Entries start

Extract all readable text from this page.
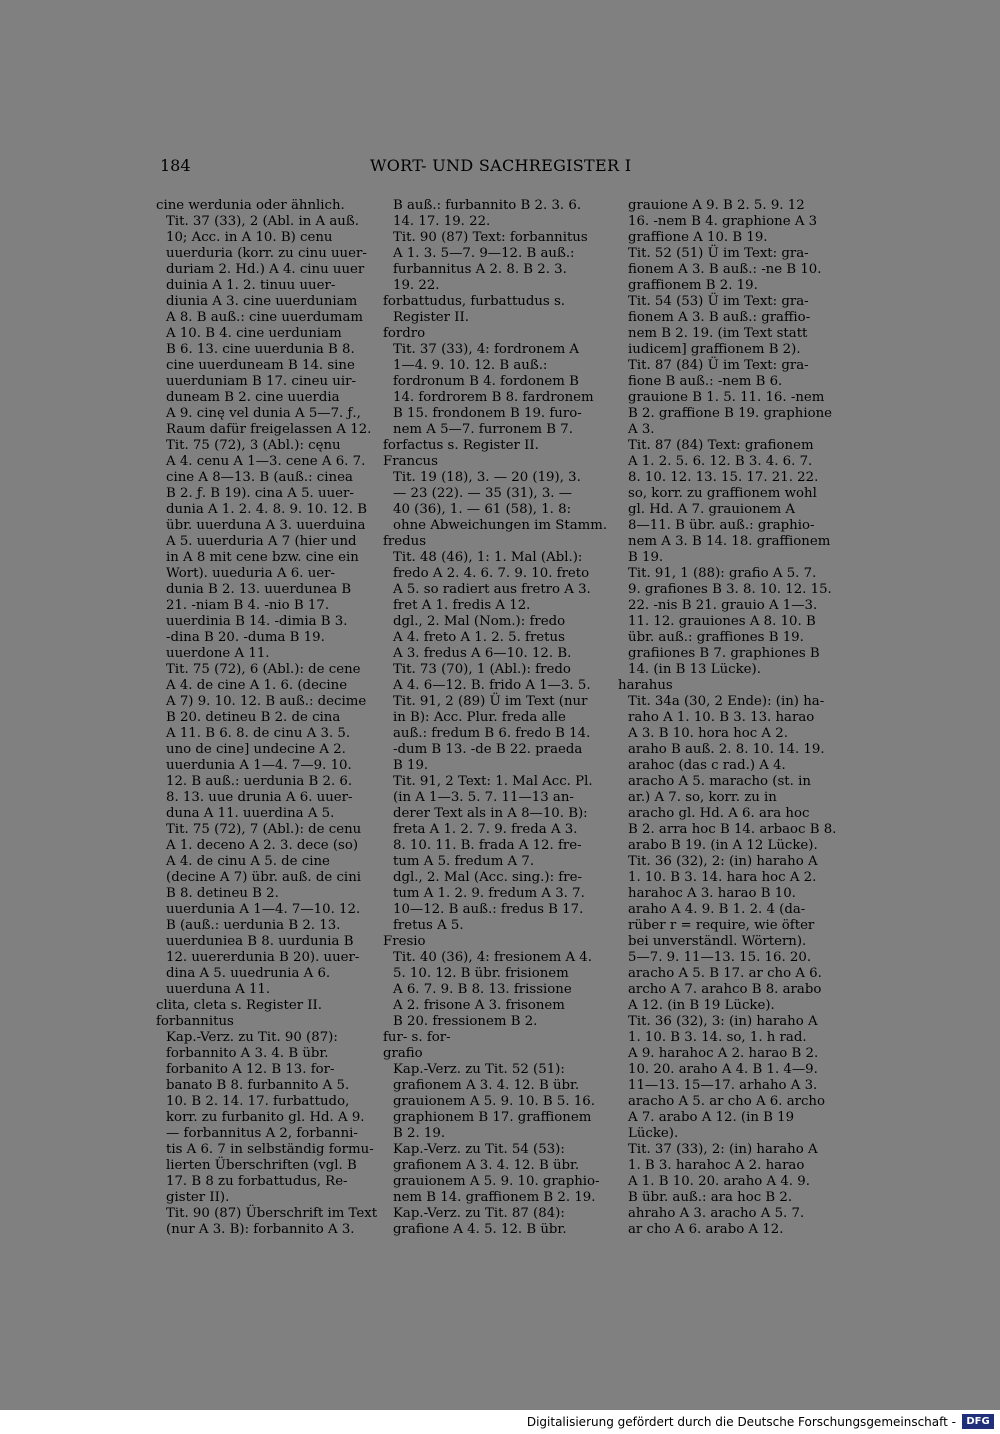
184	WORT- UND SACHREGISTER I
cine werdunia oder ähnlich.
Tit. 37 (33), 2 (Abl. in A auß.
10; Acc. in A 10. B) cenu
uuerduria (korr. zu cinu uuer-
duriam 2. Hd.) A 4. cinu uuer
duinia A 1. 2. tinuu uuer-
diunia A 3. cine uuerduniam
A 8. B auß.: cine uuerdumam
A 10. B 4. cine uerduniam
B 6. 13. cine uuerdunia B 8.
cine uuerduneam B 14. sine
uuerduniam B 17. cineu uir-
duneam B 2. cine uuerdia
A 9. cinę vel dunia A 5—7. ƒ.,
Raum dafür freigelassen A 12.
Tit. 75 (72), 3 (Abl.): cęnu
A 4. cenu A 1—3. cene A 6. 7.
cine A 8—13. B (auß.: cinea
B 2. ƒ. B 19). cina A 5. uuer-
dunia A 1. 2. 4. 8. 9. 10. 12. B
übr. uuerduna A 3. uuerduina
A 5. uuerduria A 7 (hier und
in A 8 mit cene bzw. cine ein
Wort). uueduria A 6. uer-
dunia B 2. 13. uuerdunea B
21. -niam B 4. -nio B 17.
uuerdinia B 14. -dimia B 3.
-dina B 20. -duma B 19.
uuerdone A 11.
Tit. 75 (72), 6 (Abl.): de cene
A 4. de cine A 1. 6. (decine
A 7) 9. 10. 12. B auß.: decime
B 20. detineu B 2. de cina
A 11. B 6. 8. de cinu A 3. 5.
uno de cine] undecine A 2.
uuerdunia A 1—4. 7—9. 10.
12. B auß.: uerdunia B 2. 6.
8. 13. uue drunia A 6. uuer-
duna A 11. uuerdina A 5.
Tit. 75 (72), 7 (Abl.): de cenu
A 1. deceno A 2. 3. dece (so)
A 4. de cinu A 5. de cine
(decine A 7) übr. auß. de cini
B 8. detineu B 2.
uuerdunia A 1—4. 7—10. 12.
B (auß.: uerdunia B 2. 13.
uuerduniea B 8. uurdunia B
12. uuererdunia B 20). uuer-
dina A 5. uuedrunia A 6.
uuerduna A 11.
clita, cleta s. Register II.
forbannitus
Kap.-Verz. zu Tit. 90 (87):
forbannito A 3. 4. B übr.
forbanito A 12. B 13. for-
banato B 8. furbannito A 5.
10. B 2. 14. 17. furbattudo,
korr. zu furbanito gl. Hd. A 9.
— forbannitus A 2, forbanni-
tis A 6. 7 in selbständig formu-
lierten Überschriften (vgl. B
17. B 8 zu forbattudus, Re-
gister II).
Tit. 90 (87) Überschrift im Text
(nur A 3. B): forbannito A 3.
B auß.: furbannito B 2. 3. 6.
14. 17. 19. 22.
Tit. 90 (87) Text: forbannitus
A 1. 3. 5—7. 9—12. B auß.:
furbannitus A 2. 8. B 2. 3.
19. 22.
forbattudus, furbattudus s.
Register II.
fordro
Tit. 37 (33), 4: fordronem A
1—4. 9. 10. 12. B auß.:
fordronum B 4. fordonem B
14. fordrorem B 8. fardronem
B 15. frondonem B 19. furo-
nem A 5—7. furronem B 7.
forfactus s. Register II.
Francus
Tit. 19 (18), 3. — 20 (19), 3.
— 23 (22). — 35 (31), 3. —
40 (36), 1. — 61 (58), 1. 8:
ohne Abweichungen im Stamm.
fredus
Tit. 48 (46), 1: 1. Mal (Abl.):
fredo A 2. 4. 6. 7. 9. 10. freto
A 5. so radiert aus fretro A 3.
fret A 1. fredis A 12.
dgl., 2. Mal (Nom.): fredo
A 4. freto A 1. 2. 5. fretus
A 3. fredus A 6—10. 12. B.
Tit. 73 (70), 1 (Abl.): fredo
A 4. 6—12. B. frido A 1—3. 5.
Tit. 91, 2 (89) Ü im Text (nur
in B): Acc. Plur. freda alle
auß.: fredum B 6. fredo B 14.
-dum B 13. -de B 22. praeda
B 19.
Tit. 91, 2 Text: 1. Mal Acc. Pl.
(in A 1—3. 5. 7. 11—13 an-
derer Text als in A 8—10. B):
freta A 1. 2. 7. 9. freda A 3.
8. 10. 11. B. frada A 12. fre-
tum A 5. fredum A 7.
dgl., 2. Mal (Acc. sing.): fre-
tum A 1. 2. 9. fredum A 3. 7.
10—12. B auß.: fredus B 17.
fretus A 5.
Fresio
Tit. 40 (36), 4: fresionem A 4.
5. 10. 12. B übr. frisionem
A 6. 7. 9. B 8. 13. frissione
A 2. frisone A 3. frisonem
B 20. fressionem B 2.
fur- s. for-
grafio
Kap.-Verz. zu Tit. 52 (51):
grafionem A 3. 4. 12. B übr.
grauionem A 5. 9. 10. B 5. 16.
graphionem B 17. graffionem
B 2. 19.
Kap.-Verz. zu Tit. 54 (53):
grafionem A 3. 4. 12. B übr.
grauionem A 5. 9. 10. graphio-
nem B 14. graffionem B 2. 19.
Kap.-Verz. zu Tit. 87 (84):
grafione A 4. 5. 12. B übr.
grauione A 9. B 2. 5. 9. 12
16. -nem B 4. graphione A 3
graffione A 10. B 19.
Tit. 52 (51) Ü im Text: gra-
fionem A 3. B auß.: -ne B 10.
graffionem B 2. 19.
Tit. 54 (53) Ü im Text: gra-
fionem A 3. B auß.: graffio-
nem B 2. 19. (im Text statt
iudicem] graffionem B 2).
Tit. 87 (84) Ü im Text: gra-
fione B auß.: -nem B 6.
grauione B 1. 5. 11. 16. -nem
B 2. graffione B 19. graphione
A 3.
Tit. 87 (84) Text: grafionem
A 1. 2. 5. 6. 12. B 3. 4. 6. 7.
8. 10. 12. 13. 15. 17. 21. 22.
so, korr. zu graffionem wohl
gl. Hd. A 7. grauionem A
8—11. B übr. auß.: graphio-
nem A 3. B 14. 18. graffionem
B 19.
Tit. 91, 1 (88): grafio A 5. 7.
9. grafiones B 3. 8. 10. 12. 15.
22. -nis B 21. grauio A 1—3.
11. 12. grauiones A 8. 10. B
übr. auß.: graffiones B 19.
grafiiones B 7. graphiones B
14. (in B 13 Lücke).
harahus
Tit. 34a (30, 2 Ende): (in) ha-
raho A 1. 10. B 3. 13. harao
A 3. B 10. hora hoc A 2.
araho B auß. 2. 8. 10. 14. 19.
arahoc (das c rad.) A 4.
aracho A 5. maracho (st. in
ar.) A 7. so, korr. zu in
aracho gl. Hd. A 6. ara hoc
B 2. arra hoc B 14. arbaoc B 8.
arabo B 19. (in A 12 Lücke).
Tit. 36 (32), 2: (in) haraho A
1. 10. B 3. 14. hara hoc A 2.
harahoc A 3. harao B 10.
araho A 4. 9. B 1. 2. 4 (da-
rüber r = require, wie öfter
bei unverständl. Wörtern).
5—7. 9. 11—13. 15. 16. 20.
aracho A 5. B 17. ar cho A 6.
archo A 7. arahco B 8. arabo
A 12. (in B 19 Lücke).
Tit. 36 (32), 3: (in) haraho A
1. 10. B 3. 14. so, 1. h rad.
A 9. harahoc A 2. harao B 2.
10. 20. araho A 4. B 1. 4—9.
11—13. 15—17. arhaho A 3.
aracho A 5. ar cho A 6. archo
A 7. arabo A 12. (in B 19
Lücke).
Tit. 37 (33), 2: (in) haraho A
1. B 3. harahoc A 2. harao
A 1. B 10. 20. araho A 4. 9.
B übr. auß.: ara hoc B 2.
ahraho A 3. aracho A 5. 7.
ar cho A 6. arabo A 12.
Digitalisierung gefördert durch die Deutsche Forschungsgemeinschaft -	DFG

Entries end

» What to produce
Write out the records above once more, word for word, with no pictures.

» The completed task
Extract all readable text from this page.
184	WORT- UND SACHREGISTER I
cine werdunia oder ähnlich.
Tit. 37 (33), 2 (Abl. in A auß.
10; Acc. in A 10. B) cenu
uuerduria (korr. zu cinu uuer-
duriam 2. Hd.) A 4. cinu uuer
duinia A 1. 2. tinuu uuer-
diunia A 3. cine uuerduniam
A 8. B auß.: cine uuerdumam
A 10. B 4. cine uerduniam
B 6. 13. cine uuerdunia B 8.
cine uuerduneam B 14. sine
uuerduniam B 17. cineu uir-
duneam B 2. cine uuerdia
A 9. cinę vel dunia A 5—7. ƒ.,
Raum dafür freigelassen A 12.
Tit. 75 (72), 3 (Abl.): cęnu
A 4. cenu A 1—3. cene A 6. 7.
cine A 8—13. B (auß.: cinea
B 2. ƒ. B 19). cina A 5. uuer-
dunia A 1. 2. 4. 8. 9. 10. 12. B
übr. uuerduna A 3. uuerduina
A 5. uuerduria A 7 (hier und
in A 8 mit cene bzw. cine ein
Wort). uueduria A 6. uer-
dunia B 2. 13. uuerdunea B
21. -niam B 4. -nio B 17.
uuerdinia B 14. -dimia B 3.
-dina B 20. -duma B 19.
uuerdone A 11.
Tit. 75 (72), 6 (Abl.): de cene
A 4. de cine A 1. 6. (decine
A 7) 9. 10. 12. B auß.: decime
B 20. detineu B 2. de cina
A 11. B 6. 8. de cinu A 3. 5.
uno de cine] undecine A 2.
uuerdunia A 1—4. 7—9. 10.
12. B auß.: uerdunia B 2. 6.
8. 13. uue drunia A 6. uuer-
duna A 11. uuerdina A 5.
Tit. 75 (72), 7 (Abl.): de cenu
A 1. deceno A 2. 3. dece (so)
A 4. de cinu A 5. de cine
(decine A 7) übr. auß. de cini
B 8. detineu B 2.
uuerdunia A 1—4. 7—10. 12.
B (auß.: uerdunia B 2. 13.
uuerduniea B 8. uurdunia B
12. uuererdunia B 20). uuer-
dina A 5. uuedrunia A 6.
uuerduna A 11.
clita, cleta s. Register II.
forbannitus
Kap.-Verz. zu Tit. 90 (87):
forbannito A 3. 4. B übr.
forbanito A 12. B 13. for-
banato B 8. furbannito A 5.
10. B 2. 14. 17. furbattudo,
korr. zu furbanito gl. Hd. A 9.
— forbannitus A 2, forbanni-
tis A 6. 7 in selbständig formu-
lierten Überschriften (vgl. B
17. B 8 zu forbattudus, Re-
gister II).
Tit. 90 (87) Überschrift im Text
(nur A 3. B): forbannito A 3.
B auß.: furbannito B 2. 3. 6.
14. 17. 19. 22.
Tit. 90 (87) Text: forbannitus
A 1. 3. 5—7. 9—12. B auß.:
furbannitus A 2. 8. B 2. 3.
19. 22.
forbattudus, furbattudus s.
Register II.
fordro
Tit. 37 (33), 4: fordronem A
1—4. 9. 10. 12. B auß.:
fordronum B 4. fordonem B
14. fordrorem B 8. fardronem
B 15. frondonem B 19. furo-
nem A 5—7. furronem B 7.
forfactus s. Register II.
Francus
Tit. 19 (18), 3. — 20 (19), 3.
— 23 (22). — 35 (31), 3. —
40 (36), 1. — 61 (58), 1. 8:
ohne Abweichungen im Stamm.
fredus
Tit. 48 (46), 1: 1. Mal (Abl.):
fredo A 2. 4. 6. 7. 9. 10. freto
A 5. so radiert aus fretro A 3.
fret A 1. fredis A 12.
dgl., 2. Mal (Nom.): fredo
A 4. freto A 1. 2. 5. fretus
A 3. fredus A 6—10. 12. B.
Tit. 73 (70), 1 (Abl.): fredo
A 4. 6—12. B. frido A 1—3. 5.
Tit. 91, 2 (89) Ü im Text (nur
in B): Acc. Plur. freda alle
auß.: fredum B 6. fredo B 14.
-dum B 13. -de B 22. praeda
B 19.
Tit. 91, 2 Text: 1. Mal Acc. Pl.
(in A 1—3. 5. 7. 11—13 an-
derer Text als in A 8—10. B):
freta A 1. 2. 7. 9. freda A 3.
8. 10. 11. B. frada A 12. fre-
tum A 5. fredum A 7.
dgl., 2. Mal (Acc. sing.): fre-
tum A 1. 2. 9. fredum A 3. 7.
10—12. B auß.: fredus B 17.
fretus A 5.
Fresio
Tit. 40 (36), 4: fresionem A 4.
5. 10. 12. B übr. frisionem
A 6. 7. 9. B 8. 13. frissione
A 2. frisone A 3. frisonem
B 20. fressionem B 2.
fur- s. for-
grafio
Kap.-Verz. zu Tit. 52 (51):
grafionem A 3. 4. 12. B übr.
grauionem A 5. 9. 10. B 5. 16.
graphionem B 17. graffionem
B 2. 19.
Kap.-Verz. zu Tit. 54 (53):
grafionem A 3. 4. 12. B übr.
grauionem A 5. 9. 10. graphio-
nem B 14. graffionem B 2. 19.
Kap.-Verz. zu Tit. 87 (84):
grafione A 4. 5. 12. B übr.
grauione A 9. B 2. 5. 9. 12
16. -nem B 4. graphione A 3
graffione A 10. B 19.
Tit. 52 (51) Ü im Text: gra-
fionem A 3. B auß.: -ne B 10.
graffionem B 2. 19.
Tit. 54 (53) Ü im Text: gra-
fionem A 3. B auß.: graffio-
nem B 2. 19. (im Text statt
iudicem] graffionem B 2).
Tit. 87 (84) Ü im Text: gra-
fione B auß.: -nem B 6.
grauione B 1. 5. 11. 16. -nem
B 2. graffione B 19. graphione
A 3.
Tit. 87 (84) Text: grafionem
A 1. 2. 5. 6. 12. B 3. 4. 6. 7.
8. 10. 12. 13. 15. 17. 21. 22.
so, korr. zu graffionem wohl
gl. Hd. A 7. grauionem A
8—11. B übr. auß.: graphio-
nem A 3. B 14. 18. graffionem
B 19.
Tit. 91, 1 (88): grafio A 5. 7.
9. grafiones B 3. 8. 10. 12. 15.
22. -nis B 21. grauio A 1—3.
11. 12. grauiones A 8. 10. B
übr. auß.: graffiones B 19.
grafiiones B 7. graphiones B
14. (in B 13 Lücke).
harahus
Tit. 34a (30, 2 Ende): (in) ha-
raho A 1. 10. B 3. 13. harao
A 3. B 10. hora hoc A 2.
araho B auß. 2. 8. 10. 14. 19.
arahoc (das c rad.) A 4.
aracho A 5. maracho (st. in
ar.) A 7. so, korr. zu in
aracho gl. Hd. A 6. ara hoc
B 2. arra hoc B 14. arbaoc B 8.
arabo B 19. (in A 12 Lücke).
Tit. 36 (32), 2: (in) haraho A
1. 10. B 3. 14. hara hoc A 2.
harahoc A 3. harao B 10.
araho A 4. 9. B 1. 2. 4 (da-
rüber r = require, wie öfter
bei unverständl. Wörtern).
5—7. 9. 11—13. 15. 16. 20.
aracho A 5. B 17. ar cho A 6.
archo A 7. arahco B 8. arabo
A 12. (in B 19 Lücke).
Tit. 36 (32), 3: (in) haraho A
1. 10. B 3. 14. so, 1. h rad.
A 9. harahoc A 2. harao B 2.
10. 20. araho A 4. B 1. 4—9.
11—13. 15—17. arhaho A 3.
aracho A 5. ar cho A 6. archo
A 7. arabo A 12. (in B 19
Lücke).
Tit. 37 (33), 2: (in) haraho A
1. B 3. harahoc A 2. harao
A 1. B 10. 20. araho A 4. 9.
B übr. auß.: ara hoc B 2.
ahraho A 3. aracho A 5. 7.
ar cho A 6. arabo A 12.
Digitalisierung gefördert durch die Deutsche Forschungsgemeinschaft -	DFG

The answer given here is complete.